**Consigne écrite:** Transcrivez à l'identique, dans l'extrait sur la commune de Sainte-Gemmes présenté ci-dessous, le passage qui s'ouvre sur les mots contenant « Martine se demande » et se clôt sur « dans la paperasse. ».

Martine se demande parfois ce qui lui a pris de vouloir devenir maire, sans étiquette, de Sainte-Gemmes, une petite commune de banlieue. Elue depuis les dernières élections, elle doit sur son budget municipal annuel payer jusqu’à 70 000€ d’amende pour non-respect de la loi SRU. Et elle vient de recevoir de la part du préfet ses objectifs triennaux pour la période 2016-2019 lui enjoignant de construire au moins 150 logements sociaux supplémentaires. Elle a trouvé le ton de ce courrier bien comminatoire et s’est donc replongée dans la paperasse.
Elle retrouve d’abord le premier objectif triennal SRU de la commune, daté de 2001. La population alors travaillait encore en majorité à ou pour l’hôpital et Sainte-Gemmes comptait 1 500 ‘résidences principales’ pour, il est vrai, seulement 100 logements sociaux tant la démographie de Sainte-Gemme, banlieue un peu chic sur les rives du fleuve, était encore à l’époque principalement composée de la classe moyenne liée à la présence de l’hôpital.

**Données fournies:**

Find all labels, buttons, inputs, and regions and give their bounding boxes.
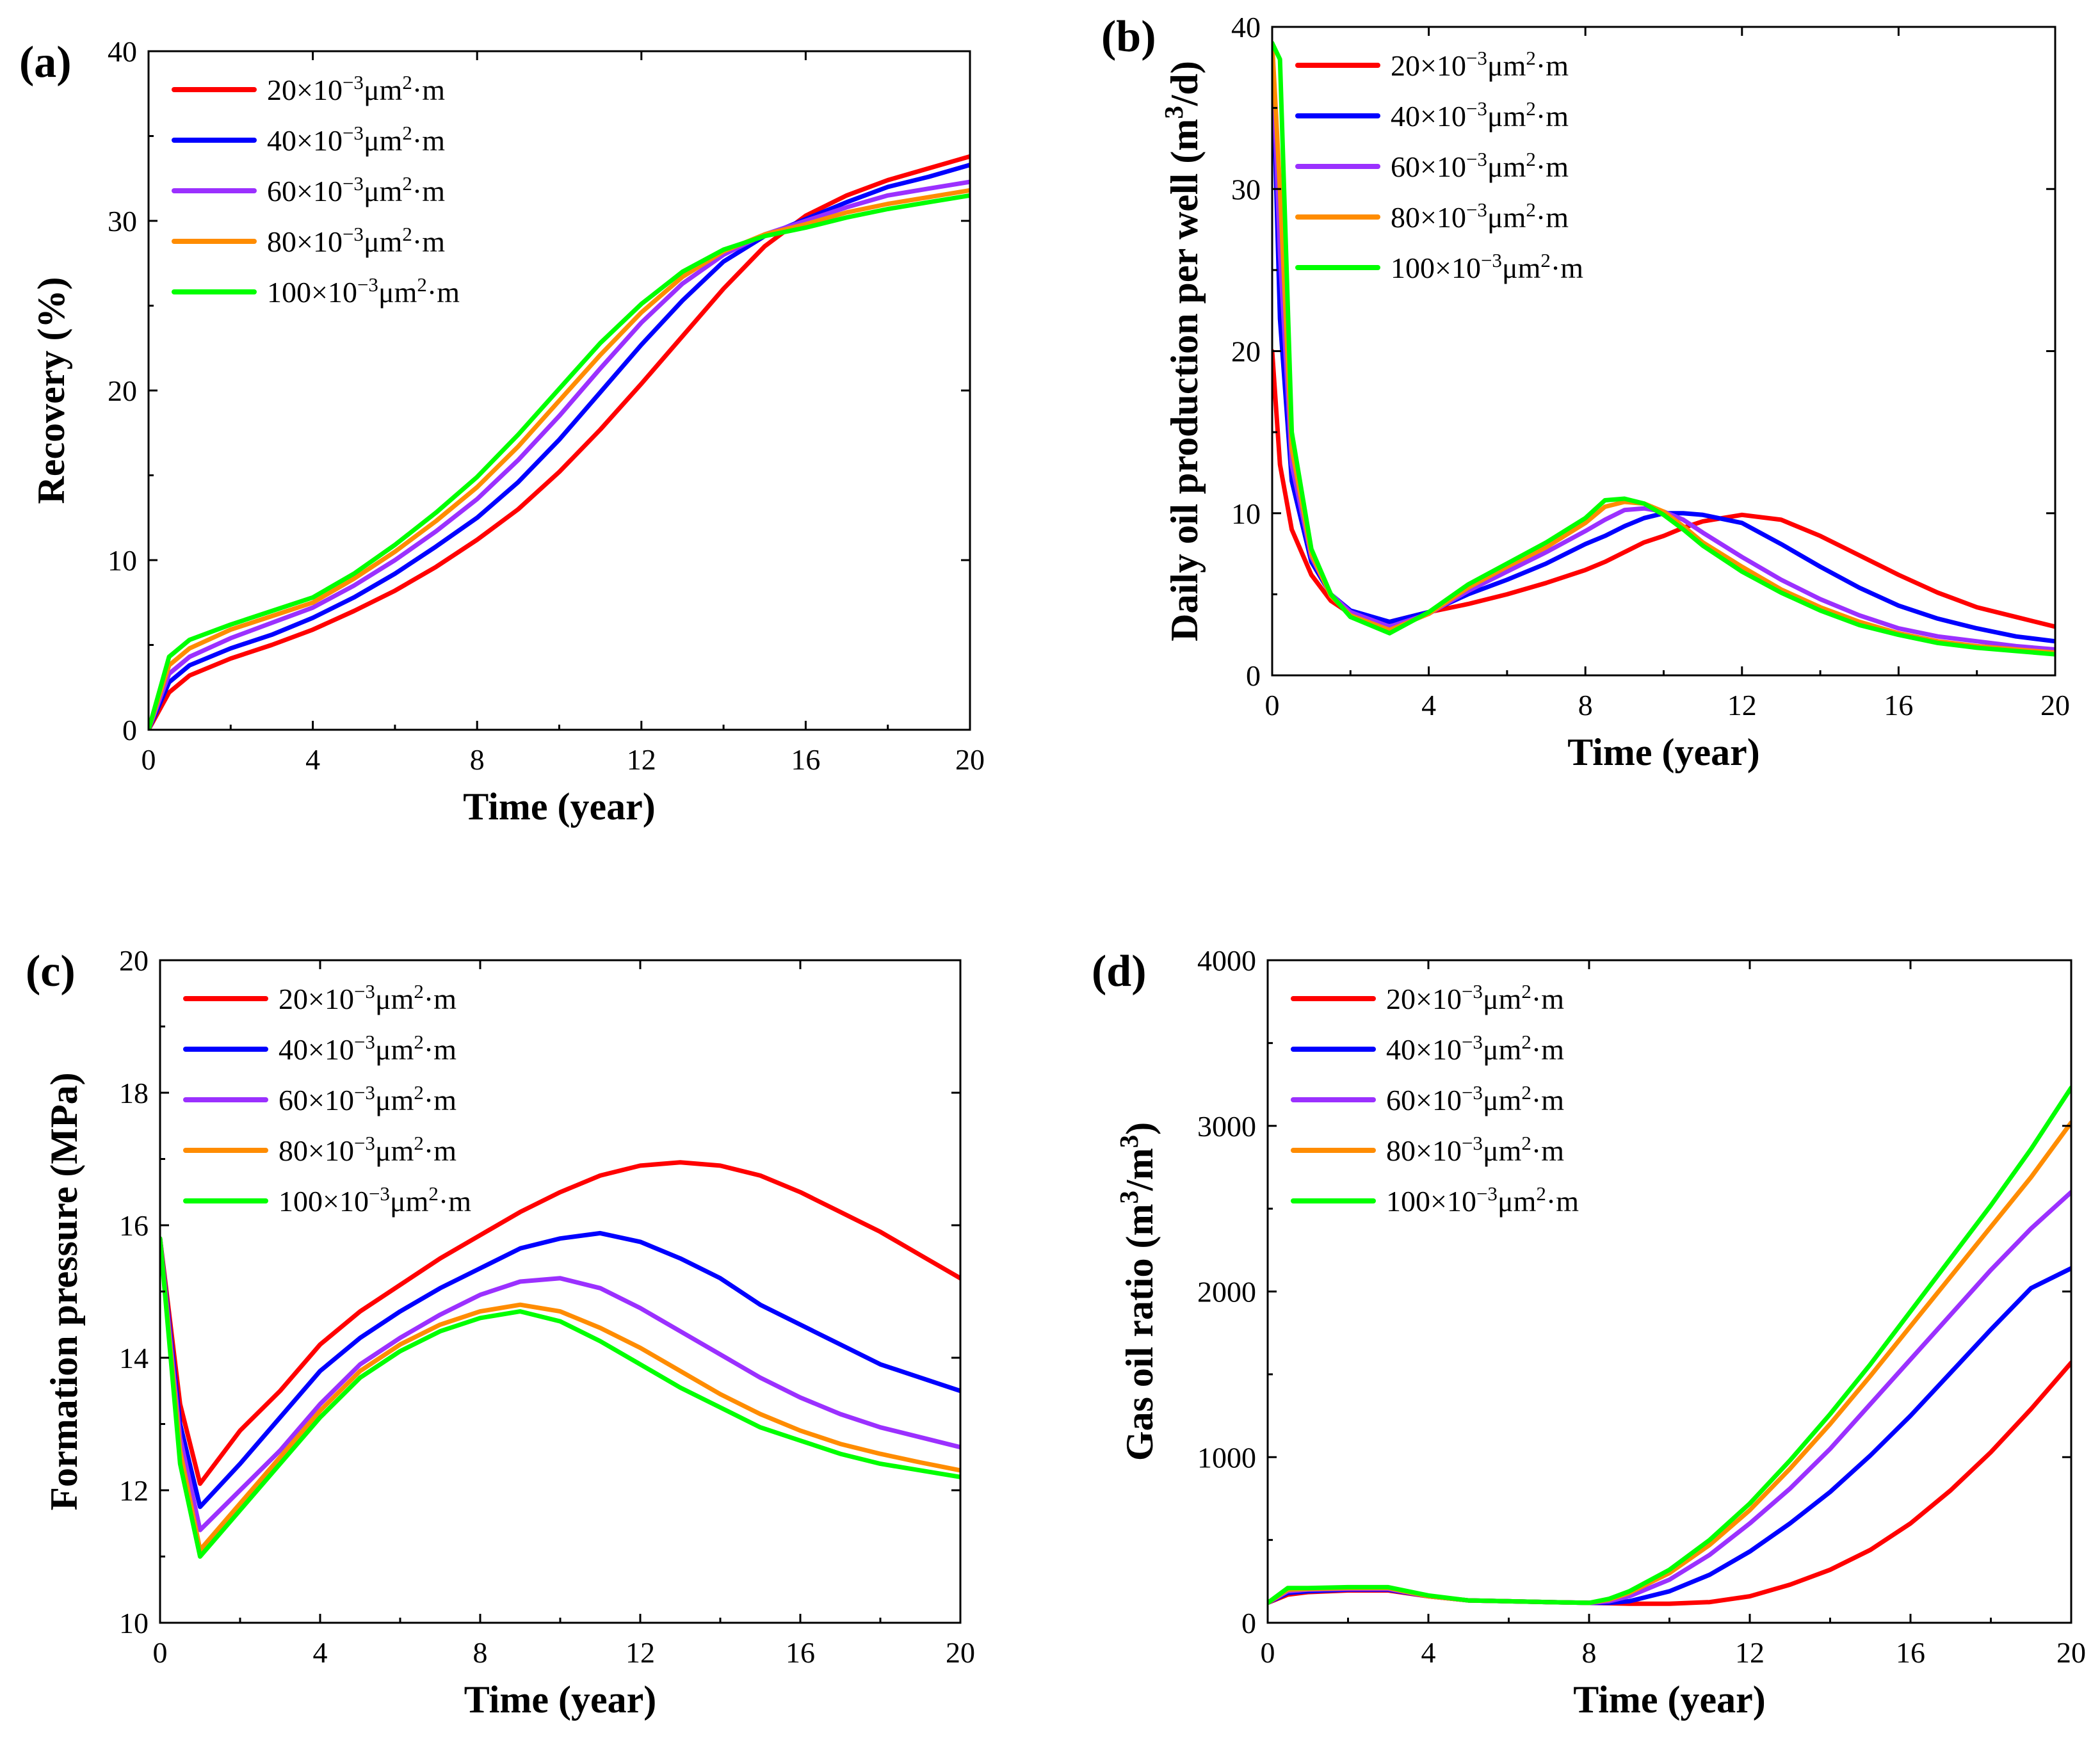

**Réponse complète:**
Martine se demande parfois ce qui lui a pris de vouloir devenir maire, sans étiquette, de Sainte-Gemmes, une petite commune de banlieue. Elue depuis les dernières élections, elle doit sur son budget municipal annuel payer jusqu’à 70 000€ d’amende pour non-respect de la loi SRU. Et elle vient de recevoir de la part du préfet ses objectifs triennaux pour la période 2016-2019 lui enjoignant de construire au moins 150 logements sociaux supplémentaires. Elle a trouvé le ton de ce courrier bien comminatoire et s’est donc replongée dans la paperasse.